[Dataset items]
-- -- --

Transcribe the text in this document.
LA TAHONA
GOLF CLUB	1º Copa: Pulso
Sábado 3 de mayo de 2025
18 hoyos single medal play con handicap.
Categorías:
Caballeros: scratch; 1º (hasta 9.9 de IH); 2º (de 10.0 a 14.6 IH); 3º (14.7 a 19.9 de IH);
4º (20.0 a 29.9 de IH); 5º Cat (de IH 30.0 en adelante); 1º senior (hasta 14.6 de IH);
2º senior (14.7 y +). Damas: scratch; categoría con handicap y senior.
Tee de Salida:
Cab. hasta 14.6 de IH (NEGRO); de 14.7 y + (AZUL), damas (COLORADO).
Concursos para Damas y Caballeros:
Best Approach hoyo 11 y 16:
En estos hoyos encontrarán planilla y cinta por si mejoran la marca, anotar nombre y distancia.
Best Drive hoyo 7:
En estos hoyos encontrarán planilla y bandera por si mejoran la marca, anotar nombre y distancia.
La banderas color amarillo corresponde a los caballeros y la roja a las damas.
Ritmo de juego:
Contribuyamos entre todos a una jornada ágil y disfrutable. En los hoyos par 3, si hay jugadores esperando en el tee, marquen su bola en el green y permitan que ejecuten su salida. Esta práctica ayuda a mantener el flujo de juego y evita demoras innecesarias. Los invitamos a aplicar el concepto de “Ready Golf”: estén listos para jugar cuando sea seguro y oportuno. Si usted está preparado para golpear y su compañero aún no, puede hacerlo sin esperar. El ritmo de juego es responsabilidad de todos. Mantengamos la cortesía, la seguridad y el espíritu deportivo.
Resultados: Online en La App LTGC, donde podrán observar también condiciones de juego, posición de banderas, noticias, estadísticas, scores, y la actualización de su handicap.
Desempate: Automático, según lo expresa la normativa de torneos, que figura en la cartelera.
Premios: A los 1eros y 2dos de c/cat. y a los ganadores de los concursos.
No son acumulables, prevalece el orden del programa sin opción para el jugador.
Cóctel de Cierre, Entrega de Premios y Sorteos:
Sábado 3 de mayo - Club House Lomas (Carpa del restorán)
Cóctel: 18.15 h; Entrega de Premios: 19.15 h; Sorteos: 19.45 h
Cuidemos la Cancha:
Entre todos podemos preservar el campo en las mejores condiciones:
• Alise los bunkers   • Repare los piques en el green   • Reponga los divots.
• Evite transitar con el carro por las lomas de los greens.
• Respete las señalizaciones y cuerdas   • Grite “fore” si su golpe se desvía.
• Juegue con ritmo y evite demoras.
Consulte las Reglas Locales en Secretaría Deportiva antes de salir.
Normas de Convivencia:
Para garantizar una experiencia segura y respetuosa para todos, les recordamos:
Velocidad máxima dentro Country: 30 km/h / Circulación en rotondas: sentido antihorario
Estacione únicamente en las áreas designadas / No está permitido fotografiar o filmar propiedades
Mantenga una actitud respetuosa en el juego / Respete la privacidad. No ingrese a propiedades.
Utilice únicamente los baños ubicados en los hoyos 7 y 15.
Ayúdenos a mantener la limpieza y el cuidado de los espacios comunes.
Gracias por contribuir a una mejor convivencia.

-- -- --

* _Task directions_
Copy out every line from the records that has the word "marca".

* _Finished answer_
En estos hoyos encontrarán planilla y cinta por si mejoran la marca, anotar nombre y distancia.
En estos hoyos encontrarán planilla y bandera por si mejoran la marca, anotar nombre y distancia.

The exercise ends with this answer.